__WORK REQUIRED__
Please report every line from the material that contains the word "haya".

__INPUT MATERIAL__
····················
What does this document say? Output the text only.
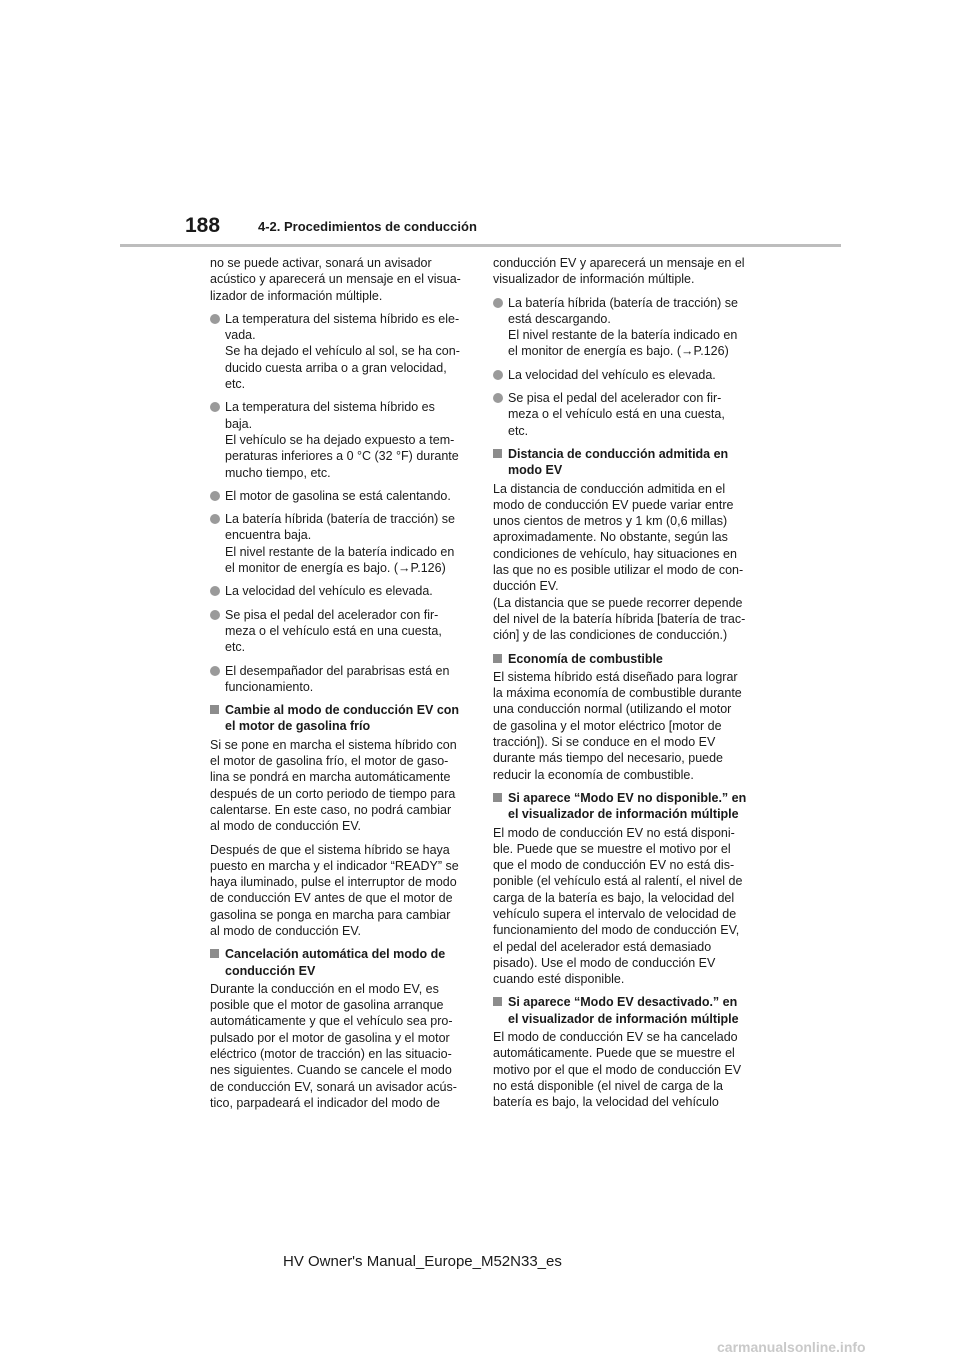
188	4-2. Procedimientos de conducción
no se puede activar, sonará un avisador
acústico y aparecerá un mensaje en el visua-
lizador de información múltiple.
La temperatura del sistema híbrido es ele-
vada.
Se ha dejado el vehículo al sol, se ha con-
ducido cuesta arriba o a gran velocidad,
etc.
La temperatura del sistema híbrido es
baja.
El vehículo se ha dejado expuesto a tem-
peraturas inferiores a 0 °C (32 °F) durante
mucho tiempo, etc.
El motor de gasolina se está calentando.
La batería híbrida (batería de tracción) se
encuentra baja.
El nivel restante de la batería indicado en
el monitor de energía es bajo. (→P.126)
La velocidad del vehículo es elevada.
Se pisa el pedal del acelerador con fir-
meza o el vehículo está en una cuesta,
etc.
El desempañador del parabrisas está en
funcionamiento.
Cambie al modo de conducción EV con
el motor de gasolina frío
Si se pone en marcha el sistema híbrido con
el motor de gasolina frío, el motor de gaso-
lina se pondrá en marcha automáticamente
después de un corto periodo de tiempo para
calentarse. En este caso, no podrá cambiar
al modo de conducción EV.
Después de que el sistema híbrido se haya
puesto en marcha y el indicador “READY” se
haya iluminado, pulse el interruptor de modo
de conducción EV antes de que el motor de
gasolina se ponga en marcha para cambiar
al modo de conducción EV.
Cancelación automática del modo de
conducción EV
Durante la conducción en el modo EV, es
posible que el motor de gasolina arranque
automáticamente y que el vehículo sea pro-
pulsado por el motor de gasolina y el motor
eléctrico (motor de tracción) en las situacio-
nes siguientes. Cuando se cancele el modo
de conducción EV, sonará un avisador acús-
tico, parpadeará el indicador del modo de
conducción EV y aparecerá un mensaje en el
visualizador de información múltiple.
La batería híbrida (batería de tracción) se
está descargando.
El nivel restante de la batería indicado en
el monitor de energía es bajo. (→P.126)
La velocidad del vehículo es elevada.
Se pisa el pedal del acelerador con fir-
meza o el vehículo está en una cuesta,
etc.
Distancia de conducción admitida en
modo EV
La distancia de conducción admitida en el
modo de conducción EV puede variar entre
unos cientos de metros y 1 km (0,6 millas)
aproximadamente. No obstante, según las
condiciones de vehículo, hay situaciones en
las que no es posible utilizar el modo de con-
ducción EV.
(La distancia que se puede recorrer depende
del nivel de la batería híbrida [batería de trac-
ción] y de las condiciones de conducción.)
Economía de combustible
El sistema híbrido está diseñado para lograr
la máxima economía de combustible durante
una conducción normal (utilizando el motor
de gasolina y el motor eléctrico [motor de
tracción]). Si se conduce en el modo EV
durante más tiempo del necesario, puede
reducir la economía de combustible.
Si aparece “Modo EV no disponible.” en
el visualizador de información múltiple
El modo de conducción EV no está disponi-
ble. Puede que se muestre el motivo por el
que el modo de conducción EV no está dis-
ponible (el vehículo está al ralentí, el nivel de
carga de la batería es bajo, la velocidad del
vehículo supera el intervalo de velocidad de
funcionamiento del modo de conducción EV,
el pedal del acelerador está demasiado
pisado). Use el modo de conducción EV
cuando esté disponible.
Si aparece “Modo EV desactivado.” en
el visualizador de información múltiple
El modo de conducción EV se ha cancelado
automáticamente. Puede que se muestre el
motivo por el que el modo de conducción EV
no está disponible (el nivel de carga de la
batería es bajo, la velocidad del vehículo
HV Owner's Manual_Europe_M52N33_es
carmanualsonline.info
····················
__THE RESULT__
Después de que el sistema híbrido se haya
haya iluminado, pulse el interruptor de modo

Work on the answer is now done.